Task objective:
From the entries below, copy every line where the string "протяженность" appears.

Extracted entries:
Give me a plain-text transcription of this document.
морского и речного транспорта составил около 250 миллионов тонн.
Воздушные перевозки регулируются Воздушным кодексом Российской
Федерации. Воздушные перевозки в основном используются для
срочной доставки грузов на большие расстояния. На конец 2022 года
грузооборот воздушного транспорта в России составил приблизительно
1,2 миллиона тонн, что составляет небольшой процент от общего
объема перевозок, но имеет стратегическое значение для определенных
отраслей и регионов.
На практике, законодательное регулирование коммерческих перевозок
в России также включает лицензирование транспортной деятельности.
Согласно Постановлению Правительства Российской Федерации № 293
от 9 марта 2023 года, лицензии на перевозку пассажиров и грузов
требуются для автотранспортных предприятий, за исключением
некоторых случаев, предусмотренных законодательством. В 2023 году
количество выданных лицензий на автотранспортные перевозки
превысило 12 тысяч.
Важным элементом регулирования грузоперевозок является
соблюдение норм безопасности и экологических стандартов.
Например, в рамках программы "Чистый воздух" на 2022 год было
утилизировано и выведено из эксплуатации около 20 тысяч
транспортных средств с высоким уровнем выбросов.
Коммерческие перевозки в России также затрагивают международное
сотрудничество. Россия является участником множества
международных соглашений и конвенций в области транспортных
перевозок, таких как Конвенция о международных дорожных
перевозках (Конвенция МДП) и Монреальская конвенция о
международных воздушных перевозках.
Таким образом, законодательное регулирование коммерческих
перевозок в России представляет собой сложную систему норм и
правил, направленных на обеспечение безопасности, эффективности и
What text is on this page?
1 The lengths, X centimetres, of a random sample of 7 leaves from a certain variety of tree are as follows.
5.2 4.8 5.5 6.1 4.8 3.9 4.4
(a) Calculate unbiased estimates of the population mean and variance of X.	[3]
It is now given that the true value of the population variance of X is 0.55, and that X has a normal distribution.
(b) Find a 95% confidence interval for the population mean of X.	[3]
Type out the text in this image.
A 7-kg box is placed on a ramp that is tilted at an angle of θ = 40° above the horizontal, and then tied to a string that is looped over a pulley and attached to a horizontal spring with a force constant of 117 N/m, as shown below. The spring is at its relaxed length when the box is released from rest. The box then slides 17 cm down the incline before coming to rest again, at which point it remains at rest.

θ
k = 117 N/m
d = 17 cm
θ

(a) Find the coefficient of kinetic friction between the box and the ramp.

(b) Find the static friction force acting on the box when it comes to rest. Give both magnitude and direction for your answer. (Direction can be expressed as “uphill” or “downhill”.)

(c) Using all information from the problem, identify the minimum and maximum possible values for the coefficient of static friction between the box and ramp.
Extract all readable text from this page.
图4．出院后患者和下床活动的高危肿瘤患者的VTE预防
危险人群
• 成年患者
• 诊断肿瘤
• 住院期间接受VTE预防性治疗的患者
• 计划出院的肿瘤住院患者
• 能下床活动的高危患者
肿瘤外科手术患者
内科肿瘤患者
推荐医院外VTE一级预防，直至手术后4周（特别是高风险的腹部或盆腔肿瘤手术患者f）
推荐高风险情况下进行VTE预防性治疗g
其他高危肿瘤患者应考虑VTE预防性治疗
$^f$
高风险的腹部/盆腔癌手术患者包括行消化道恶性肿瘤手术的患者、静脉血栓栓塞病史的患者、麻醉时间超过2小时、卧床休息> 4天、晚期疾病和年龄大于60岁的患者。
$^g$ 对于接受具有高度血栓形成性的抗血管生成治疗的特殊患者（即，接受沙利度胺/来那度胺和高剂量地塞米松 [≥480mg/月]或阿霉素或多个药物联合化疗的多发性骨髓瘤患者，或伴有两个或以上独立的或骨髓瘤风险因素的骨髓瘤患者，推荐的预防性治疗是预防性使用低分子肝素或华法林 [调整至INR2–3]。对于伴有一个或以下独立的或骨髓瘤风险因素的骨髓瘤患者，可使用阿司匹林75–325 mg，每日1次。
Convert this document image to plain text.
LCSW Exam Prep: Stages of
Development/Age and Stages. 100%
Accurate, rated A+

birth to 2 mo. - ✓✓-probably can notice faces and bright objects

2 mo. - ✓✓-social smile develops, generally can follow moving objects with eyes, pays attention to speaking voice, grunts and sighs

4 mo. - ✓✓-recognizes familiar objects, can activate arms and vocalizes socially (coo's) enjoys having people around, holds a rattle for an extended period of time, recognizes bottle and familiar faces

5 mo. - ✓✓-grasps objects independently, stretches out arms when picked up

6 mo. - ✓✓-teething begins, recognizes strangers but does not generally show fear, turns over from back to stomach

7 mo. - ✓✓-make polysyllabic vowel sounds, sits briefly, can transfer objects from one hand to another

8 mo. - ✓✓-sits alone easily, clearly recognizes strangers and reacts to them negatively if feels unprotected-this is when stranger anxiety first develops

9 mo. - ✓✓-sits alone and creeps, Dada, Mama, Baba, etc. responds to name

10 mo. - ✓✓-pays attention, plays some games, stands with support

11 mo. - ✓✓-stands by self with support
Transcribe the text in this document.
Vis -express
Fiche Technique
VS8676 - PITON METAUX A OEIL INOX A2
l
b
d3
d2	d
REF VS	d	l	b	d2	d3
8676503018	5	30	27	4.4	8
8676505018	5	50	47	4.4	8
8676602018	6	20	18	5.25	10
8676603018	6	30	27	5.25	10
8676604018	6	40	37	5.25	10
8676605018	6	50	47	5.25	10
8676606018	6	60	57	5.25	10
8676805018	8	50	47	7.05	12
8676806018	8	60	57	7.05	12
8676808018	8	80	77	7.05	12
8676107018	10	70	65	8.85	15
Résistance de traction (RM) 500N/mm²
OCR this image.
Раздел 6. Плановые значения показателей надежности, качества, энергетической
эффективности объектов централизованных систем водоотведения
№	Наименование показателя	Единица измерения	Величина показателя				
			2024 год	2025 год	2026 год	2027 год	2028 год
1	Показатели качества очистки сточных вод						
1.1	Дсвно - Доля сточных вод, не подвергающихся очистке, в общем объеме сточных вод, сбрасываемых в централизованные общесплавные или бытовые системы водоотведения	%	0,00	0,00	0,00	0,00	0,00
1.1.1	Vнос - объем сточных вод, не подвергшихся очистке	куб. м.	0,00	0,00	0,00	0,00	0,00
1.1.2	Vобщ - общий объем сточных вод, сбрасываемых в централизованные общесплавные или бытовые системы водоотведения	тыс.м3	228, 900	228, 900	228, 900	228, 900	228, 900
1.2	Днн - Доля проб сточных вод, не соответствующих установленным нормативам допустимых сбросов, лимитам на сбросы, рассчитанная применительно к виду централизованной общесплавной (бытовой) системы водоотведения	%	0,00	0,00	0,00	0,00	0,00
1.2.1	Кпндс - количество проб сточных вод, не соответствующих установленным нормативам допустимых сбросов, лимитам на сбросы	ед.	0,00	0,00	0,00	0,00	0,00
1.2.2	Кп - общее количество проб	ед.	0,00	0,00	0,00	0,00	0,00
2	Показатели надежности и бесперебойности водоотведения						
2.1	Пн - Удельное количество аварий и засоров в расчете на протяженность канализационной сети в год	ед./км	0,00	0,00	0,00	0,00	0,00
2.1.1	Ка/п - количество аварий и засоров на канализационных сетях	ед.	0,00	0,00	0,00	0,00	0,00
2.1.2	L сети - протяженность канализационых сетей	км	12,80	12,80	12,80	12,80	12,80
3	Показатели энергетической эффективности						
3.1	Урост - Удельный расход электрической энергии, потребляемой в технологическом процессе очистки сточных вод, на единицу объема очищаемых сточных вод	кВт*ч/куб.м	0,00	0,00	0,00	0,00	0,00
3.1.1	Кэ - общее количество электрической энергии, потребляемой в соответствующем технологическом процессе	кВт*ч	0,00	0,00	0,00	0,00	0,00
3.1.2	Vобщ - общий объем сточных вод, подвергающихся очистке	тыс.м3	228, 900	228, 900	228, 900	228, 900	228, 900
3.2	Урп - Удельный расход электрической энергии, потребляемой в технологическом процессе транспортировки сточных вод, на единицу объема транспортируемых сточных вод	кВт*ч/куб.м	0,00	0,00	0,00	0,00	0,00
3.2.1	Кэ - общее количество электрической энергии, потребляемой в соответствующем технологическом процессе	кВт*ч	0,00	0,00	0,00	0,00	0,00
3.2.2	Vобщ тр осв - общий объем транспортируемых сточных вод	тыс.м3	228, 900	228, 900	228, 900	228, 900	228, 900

Solution to the exercise:
2.1	Пн - Удельное количество аварий и засоров в расчете на протяженность канализационной сети в год	ед./км	0,00	0,00	0,00	0,00	0,00
2.1.2	L сети - протяженность канализационых сетей	км	12,80	12,80	12,80	12,80	12,80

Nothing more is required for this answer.